_REQUIREMENTS_. Across the data below, how many lines hold "垂直位置"? Answer with that number and nothing else.

Data entries
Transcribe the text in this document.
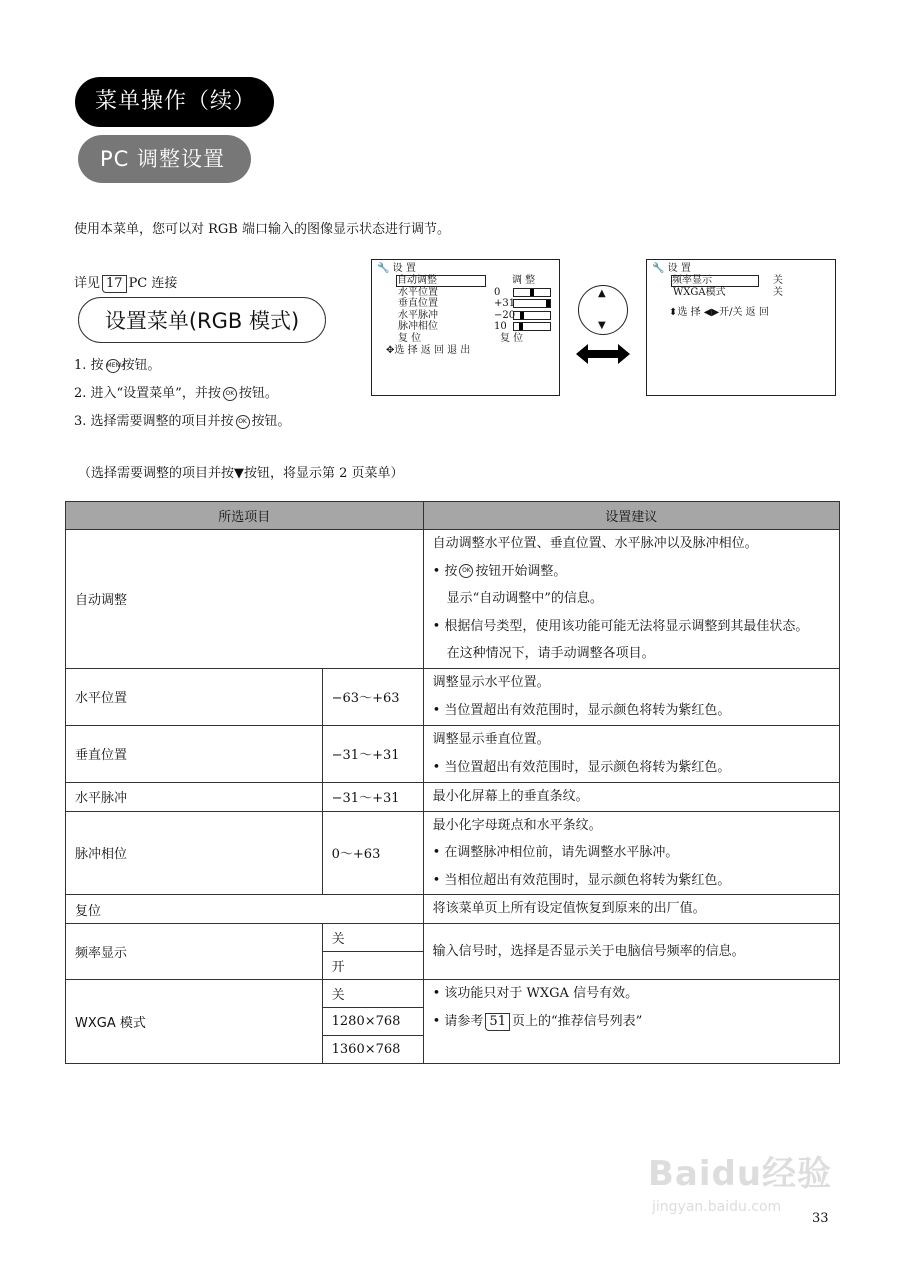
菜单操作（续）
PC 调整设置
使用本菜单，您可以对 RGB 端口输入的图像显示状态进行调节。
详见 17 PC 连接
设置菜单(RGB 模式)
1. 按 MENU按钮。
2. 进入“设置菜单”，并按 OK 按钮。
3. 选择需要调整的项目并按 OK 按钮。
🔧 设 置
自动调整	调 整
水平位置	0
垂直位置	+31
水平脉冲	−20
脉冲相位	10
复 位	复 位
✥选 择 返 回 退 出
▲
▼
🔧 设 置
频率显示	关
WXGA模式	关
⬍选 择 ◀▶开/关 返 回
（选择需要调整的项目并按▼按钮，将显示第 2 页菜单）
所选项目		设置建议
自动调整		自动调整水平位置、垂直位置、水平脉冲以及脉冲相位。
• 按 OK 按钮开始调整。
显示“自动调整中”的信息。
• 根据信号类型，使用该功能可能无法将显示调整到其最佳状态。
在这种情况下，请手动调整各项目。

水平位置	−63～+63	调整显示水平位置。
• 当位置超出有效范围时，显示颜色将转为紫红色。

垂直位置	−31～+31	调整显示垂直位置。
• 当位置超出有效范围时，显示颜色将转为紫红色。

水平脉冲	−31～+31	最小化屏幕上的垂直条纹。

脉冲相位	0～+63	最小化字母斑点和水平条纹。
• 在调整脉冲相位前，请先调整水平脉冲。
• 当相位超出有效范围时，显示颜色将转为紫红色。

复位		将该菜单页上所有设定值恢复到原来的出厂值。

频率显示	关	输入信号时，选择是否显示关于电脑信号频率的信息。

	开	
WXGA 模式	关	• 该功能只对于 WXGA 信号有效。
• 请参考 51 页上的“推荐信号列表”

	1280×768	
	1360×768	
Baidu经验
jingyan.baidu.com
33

_RESULT OF THIS TASK_. 3